++++ STORED RECORDS
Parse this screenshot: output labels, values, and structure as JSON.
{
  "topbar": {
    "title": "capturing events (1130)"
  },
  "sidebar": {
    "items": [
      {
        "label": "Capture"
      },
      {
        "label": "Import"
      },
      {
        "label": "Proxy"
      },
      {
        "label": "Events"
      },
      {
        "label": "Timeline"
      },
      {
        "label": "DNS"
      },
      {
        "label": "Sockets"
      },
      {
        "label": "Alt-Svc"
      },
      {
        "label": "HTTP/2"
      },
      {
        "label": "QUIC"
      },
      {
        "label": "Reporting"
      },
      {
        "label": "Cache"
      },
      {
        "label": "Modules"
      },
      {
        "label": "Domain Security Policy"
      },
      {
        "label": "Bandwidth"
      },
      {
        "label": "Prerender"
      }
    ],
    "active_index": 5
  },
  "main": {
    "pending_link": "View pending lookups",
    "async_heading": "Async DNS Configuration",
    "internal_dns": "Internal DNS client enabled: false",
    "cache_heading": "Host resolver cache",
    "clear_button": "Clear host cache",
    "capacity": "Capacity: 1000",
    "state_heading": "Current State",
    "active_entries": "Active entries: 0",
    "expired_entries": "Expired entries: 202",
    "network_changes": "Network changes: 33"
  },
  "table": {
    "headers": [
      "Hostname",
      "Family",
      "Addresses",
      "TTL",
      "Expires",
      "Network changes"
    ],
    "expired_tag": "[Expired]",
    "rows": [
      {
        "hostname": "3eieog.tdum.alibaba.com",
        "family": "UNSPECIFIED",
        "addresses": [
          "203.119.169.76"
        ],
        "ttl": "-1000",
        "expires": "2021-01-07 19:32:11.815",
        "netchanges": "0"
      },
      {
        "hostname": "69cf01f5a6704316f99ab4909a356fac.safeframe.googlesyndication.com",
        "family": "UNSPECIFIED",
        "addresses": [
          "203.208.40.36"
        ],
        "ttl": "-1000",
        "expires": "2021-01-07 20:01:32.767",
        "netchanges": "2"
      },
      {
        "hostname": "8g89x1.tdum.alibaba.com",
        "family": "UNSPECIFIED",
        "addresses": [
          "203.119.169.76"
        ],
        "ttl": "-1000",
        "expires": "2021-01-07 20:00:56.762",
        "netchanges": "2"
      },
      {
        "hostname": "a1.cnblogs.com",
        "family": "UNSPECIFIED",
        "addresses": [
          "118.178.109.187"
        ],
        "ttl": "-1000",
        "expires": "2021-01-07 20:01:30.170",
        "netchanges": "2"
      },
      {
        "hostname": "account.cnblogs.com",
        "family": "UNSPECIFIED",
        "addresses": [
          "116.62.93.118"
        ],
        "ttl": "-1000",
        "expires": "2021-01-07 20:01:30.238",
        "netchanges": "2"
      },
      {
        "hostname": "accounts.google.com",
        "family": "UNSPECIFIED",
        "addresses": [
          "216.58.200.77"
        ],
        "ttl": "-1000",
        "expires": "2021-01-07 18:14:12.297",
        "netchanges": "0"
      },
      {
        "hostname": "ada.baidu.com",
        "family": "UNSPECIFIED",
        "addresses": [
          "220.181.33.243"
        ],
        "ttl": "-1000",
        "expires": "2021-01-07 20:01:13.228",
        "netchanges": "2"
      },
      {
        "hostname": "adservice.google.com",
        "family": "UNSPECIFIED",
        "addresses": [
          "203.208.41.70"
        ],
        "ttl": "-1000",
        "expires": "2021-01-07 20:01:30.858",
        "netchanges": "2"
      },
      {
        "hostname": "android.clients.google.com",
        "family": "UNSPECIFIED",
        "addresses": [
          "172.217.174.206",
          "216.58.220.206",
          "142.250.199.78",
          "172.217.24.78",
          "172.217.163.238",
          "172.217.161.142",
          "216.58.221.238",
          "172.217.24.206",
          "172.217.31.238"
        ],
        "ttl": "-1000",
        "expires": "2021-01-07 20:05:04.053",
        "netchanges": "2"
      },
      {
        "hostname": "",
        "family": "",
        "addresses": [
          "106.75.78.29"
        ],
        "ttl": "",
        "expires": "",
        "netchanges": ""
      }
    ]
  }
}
++++++++
:: SHORT TASK ::
Go through the material and copy out every line with "alibaba" in it.

:: OUTPUT OF THE EXERCISE ::
        "hostname": "3eieog.tdum.alibaba.com",
        "hostname": "8g89x1.tdum.alibaba.com",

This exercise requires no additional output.